──────── RECORDS SUPPLIED

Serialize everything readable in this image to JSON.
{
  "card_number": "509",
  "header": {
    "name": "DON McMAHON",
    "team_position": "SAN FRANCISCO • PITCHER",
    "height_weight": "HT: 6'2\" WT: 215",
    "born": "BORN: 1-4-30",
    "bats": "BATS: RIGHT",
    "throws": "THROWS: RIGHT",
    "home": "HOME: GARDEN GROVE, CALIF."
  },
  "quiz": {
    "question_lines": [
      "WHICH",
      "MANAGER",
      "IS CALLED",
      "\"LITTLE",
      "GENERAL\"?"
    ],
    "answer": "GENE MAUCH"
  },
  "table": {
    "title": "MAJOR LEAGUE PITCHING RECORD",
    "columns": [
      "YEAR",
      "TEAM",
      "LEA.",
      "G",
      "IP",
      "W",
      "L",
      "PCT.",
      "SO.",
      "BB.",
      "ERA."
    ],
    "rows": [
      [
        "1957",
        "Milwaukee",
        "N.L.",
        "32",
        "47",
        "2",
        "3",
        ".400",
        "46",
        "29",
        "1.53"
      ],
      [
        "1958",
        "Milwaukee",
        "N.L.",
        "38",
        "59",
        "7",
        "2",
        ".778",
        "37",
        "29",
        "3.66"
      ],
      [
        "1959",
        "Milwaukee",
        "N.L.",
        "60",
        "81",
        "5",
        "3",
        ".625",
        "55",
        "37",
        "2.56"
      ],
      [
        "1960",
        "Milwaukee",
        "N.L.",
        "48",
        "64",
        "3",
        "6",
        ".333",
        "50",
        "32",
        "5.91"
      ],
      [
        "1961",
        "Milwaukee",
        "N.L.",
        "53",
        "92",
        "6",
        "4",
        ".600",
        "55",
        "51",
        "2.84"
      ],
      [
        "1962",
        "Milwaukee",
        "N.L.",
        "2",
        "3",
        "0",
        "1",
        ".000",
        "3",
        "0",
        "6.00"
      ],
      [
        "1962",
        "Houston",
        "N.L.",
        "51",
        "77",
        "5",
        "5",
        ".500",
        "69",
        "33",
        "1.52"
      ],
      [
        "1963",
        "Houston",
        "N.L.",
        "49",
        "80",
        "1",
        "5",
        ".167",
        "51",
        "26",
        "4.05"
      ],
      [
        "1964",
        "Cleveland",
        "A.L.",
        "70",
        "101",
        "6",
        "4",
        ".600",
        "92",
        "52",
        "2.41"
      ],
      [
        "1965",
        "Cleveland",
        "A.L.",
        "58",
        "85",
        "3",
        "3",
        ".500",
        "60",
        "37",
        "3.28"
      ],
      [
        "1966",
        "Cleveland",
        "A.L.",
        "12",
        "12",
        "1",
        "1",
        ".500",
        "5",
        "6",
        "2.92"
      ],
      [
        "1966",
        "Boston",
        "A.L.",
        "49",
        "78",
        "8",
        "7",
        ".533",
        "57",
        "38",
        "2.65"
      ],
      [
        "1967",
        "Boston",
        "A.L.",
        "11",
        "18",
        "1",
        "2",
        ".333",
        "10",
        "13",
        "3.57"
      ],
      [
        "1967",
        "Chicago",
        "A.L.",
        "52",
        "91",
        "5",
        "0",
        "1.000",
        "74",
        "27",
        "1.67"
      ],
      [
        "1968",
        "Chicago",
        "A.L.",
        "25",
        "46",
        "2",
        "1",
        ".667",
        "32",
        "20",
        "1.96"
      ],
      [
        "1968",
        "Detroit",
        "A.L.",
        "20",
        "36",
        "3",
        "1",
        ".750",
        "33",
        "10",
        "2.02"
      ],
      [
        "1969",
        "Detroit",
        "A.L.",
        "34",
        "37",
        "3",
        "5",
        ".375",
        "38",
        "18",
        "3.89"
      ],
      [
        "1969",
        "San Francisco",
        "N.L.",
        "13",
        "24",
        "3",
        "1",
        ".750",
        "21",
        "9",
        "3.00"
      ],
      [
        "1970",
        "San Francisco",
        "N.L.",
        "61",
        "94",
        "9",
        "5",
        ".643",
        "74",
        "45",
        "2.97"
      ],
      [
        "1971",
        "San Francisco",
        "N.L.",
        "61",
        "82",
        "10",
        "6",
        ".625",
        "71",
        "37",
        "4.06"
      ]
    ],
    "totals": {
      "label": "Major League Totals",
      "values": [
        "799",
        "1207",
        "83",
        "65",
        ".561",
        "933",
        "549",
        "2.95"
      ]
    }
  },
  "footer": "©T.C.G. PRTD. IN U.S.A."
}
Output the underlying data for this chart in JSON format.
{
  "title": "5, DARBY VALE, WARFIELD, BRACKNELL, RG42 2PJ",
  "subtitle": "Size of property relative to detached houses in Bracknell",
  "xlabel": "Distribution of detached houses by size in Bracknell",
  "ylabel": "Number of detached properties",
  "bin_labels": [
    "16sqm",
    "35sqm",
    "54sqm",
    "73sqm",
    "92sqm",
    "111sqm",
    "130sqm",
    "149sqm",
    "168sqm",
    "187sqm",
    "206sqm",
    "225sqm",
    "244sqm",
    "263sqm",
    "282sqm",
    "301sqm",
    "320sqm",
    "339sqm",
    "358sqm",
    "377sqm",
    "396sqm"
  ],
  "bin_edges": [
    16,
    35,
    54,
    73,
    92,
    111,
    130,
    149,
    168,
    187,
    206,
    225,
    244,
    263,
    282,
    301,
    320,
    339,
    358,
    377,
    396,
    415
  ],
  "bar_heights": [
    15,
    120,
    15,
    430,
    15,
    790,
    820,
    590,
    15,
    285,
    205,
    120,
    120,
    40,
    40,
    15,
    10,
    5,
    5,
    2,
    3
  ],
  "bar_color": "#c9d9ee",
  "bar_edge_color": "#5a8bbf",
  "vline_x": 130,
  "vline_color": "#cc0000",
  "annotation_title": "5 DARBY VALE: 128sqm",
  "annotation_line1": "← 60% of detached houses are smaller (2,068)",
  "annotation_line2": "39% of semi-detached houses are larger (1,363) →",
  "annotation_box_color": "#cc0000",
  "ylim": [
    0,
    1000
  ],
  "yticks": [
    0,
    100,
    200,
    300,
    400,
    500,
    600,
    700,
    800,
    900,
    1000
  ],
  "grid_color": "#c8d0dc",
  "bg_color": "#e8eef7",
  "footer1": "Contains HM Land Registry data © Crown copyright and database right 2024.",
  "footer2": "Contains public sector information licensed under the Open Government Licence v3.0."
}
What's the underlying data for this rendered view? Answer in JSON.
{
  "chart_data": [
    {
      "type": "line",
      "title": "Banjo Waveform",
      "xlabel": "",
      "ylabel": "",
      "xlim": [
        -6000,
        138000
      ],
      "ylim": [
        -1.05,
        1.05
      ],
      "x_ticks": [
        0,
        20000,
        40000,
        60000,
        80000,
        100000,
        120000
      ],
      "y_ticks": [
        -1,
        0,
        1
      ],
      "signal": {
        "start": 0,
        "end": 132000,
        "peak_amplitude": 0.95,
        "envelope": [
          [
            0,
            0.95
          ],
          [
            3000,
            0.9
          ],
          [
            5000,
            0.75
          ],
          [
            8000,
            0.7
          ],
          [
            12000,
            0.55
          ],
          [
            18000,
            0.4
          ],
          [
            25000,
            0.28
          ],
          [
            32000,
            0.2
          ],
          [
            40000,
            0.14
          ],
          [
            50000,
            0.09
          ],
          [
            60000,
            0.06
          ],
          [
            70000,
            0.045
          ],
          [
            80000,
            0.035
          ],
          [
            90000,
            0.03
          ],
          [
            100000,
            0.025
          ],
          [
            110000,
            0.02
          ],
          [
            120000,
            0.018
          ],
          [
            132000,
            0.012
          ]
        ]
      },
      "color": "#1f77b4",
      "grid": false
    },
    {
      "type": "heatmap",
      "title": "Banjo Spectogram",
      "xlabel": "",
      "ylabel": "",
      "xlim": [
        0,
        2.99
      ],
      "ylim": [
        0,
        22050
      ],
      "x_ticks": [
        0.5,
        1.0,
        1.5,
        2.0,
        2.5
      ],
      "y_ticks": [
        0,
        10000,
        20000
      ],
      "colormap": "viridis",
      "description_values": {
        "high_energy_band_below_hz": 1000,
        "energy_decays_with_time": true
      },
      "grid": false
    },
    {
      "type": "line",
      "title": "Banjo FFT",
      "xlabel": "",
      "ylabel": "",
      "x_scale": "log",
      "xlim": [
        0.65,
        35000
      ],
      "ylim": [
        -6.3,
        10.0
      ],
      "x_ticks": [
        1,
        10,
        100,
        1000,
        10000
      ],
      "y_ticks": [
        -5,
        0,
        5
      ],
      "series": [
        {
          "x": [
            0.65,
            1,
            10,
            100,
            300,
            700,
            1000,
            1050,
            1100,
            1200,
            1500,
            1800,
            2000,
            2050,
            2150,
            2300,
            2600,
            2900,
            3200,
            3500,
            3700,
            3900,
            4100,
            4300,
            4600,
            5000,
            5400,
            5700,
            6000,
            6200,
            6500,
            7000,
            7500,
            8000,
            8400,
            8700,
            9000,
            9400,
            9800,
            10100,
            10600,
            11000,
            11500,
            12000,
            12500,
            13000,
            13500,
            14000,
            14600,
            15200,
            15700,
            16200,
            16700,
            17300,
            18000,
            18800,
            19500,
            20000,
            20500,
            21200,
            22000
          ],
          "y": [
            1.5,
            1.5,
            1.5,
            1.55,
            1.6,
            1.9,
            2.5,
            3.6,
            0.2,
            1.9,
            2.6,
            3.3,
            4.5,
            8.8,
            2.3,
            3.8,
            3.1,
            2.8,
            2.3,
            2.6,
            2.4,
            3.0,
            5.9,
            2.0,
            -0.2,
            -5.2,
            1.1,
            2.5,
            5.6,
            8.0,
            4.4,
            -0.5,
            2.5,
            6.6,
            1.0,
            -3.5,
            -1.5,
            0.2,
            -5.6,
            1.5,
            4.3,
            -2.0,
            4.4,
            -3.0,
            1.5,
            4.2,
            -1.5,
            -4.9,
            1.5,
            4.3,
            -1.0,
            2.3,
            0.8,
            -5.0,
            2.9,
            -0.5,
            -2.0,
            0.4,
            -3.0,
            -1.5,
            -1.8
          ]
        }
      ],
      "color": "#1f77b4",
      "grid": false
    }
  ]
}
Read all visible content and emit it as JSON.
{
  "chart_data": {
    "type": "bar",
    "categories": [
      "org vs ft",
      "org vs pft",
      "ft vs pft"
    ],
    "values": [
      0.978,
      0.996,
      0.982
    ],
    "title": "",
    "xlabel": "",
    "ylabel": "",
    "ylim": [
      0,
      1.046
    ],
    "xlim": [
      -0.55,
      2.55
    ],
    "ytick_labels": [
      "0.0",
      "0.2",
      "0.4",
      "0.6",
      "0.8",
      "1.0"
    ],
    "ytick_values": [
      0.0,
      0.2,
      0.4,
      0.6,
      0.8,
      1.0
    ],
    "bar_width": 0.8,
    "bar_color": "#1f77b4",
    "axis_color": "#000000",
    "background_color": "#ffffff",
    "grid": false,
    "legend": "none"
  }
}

────────────────

Pull out each line of the records holding the string "VALE".

TASK ANSWER -
  "title": "5, DARBY VALE, WARFIELD, BRACKNELL, RG42 2PJ",
  "annotation_title": "5 DARBY VALE: 128sqm",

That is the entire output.